_WHAT THE TASK REQUIRES_: Show, in full, each line of the data that contains "text".

_RECORDS PROVIDED_:
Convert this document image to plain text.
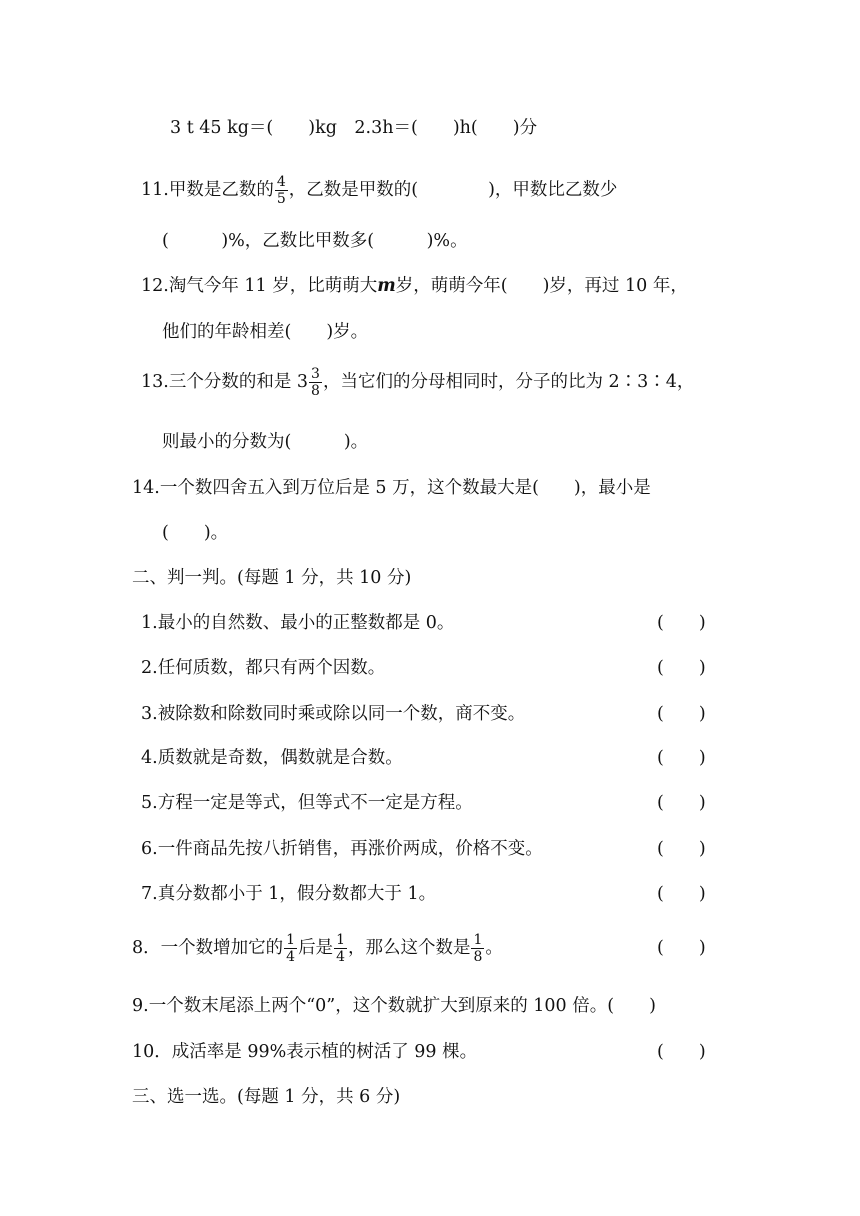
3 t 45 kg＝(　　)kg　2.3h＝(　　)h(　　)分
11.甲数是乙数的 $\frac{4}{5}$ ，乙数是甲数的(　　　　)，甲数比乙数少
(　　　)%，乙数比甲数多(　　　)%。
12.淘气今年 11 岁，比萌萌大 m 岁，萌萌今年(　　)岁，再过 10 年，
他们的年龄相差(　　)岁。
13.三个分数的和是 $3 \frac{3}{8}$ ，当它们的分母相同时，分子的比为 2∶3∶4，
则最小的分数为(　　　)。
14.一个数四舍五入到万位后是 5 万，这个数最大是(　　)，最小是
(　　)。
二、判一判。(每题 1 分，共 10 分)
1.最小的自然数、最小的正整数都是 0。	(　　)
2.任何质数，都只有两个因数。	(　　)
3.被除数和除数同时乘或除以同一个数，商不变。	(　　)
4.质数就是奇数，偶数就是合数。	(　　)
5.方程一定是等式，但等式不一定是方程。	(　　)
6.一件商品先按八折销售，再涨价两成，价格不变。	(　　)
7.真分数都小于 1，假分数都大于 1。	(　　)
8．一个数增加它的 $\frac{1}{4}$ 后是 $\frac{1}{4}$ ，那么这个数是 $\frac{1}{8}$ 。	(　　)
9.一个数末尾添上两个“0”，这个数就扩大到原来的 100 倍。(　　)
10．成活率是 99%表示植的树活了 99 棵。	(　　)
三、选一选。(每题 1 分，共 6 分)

...

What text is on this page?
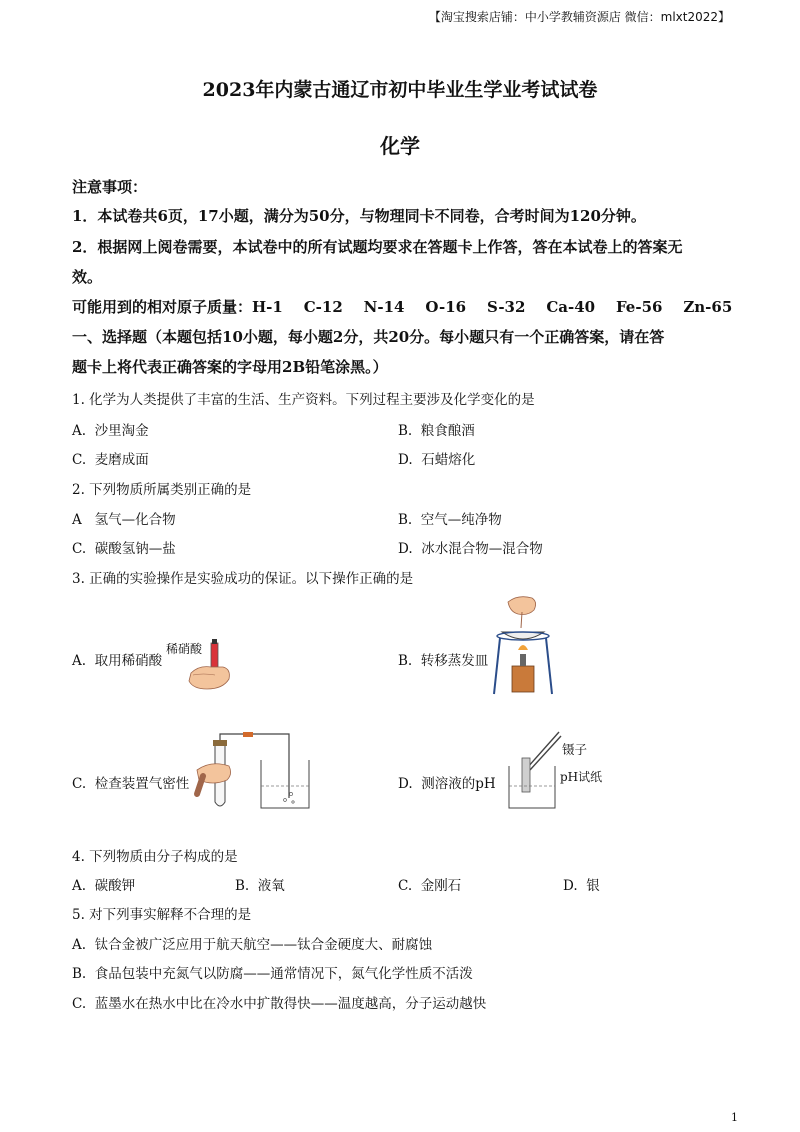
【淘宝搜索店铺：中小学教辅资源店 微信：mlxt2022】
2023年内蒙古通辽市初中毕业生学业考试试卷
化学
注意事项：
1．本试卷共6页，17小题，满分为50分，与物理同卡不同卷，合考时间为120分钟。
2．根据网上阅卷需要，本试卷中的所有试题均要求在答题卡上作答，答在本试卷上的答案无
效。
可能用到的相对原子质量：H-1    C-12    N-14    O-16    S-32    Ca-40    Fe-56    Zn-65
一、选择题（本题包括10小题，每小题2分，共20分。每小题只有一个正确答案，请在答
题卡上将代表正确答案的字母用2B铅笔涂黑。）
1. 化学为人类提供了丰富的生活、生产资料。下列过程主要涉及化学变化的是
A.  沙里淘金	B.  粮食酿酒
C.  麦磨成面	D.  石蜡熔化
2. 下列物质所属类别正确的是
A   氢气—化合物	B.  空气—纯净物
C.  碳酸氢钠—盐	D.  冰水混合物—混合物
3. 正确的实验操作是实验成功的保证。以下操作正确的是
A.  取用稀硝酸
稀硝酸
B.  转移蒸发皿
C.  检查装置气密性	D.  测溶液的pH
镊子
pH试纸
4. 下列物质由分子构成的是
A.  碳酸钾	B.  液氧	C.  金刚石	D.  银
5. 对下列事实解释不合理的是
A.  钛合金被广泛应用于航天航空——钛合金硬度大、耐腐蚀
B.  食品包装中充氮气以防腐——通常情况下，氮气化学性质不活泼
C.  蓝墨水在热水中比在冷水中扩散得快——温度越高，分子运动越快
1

_TASK RESPONSE_:
Convert this document image to plain text.
What text is on this page?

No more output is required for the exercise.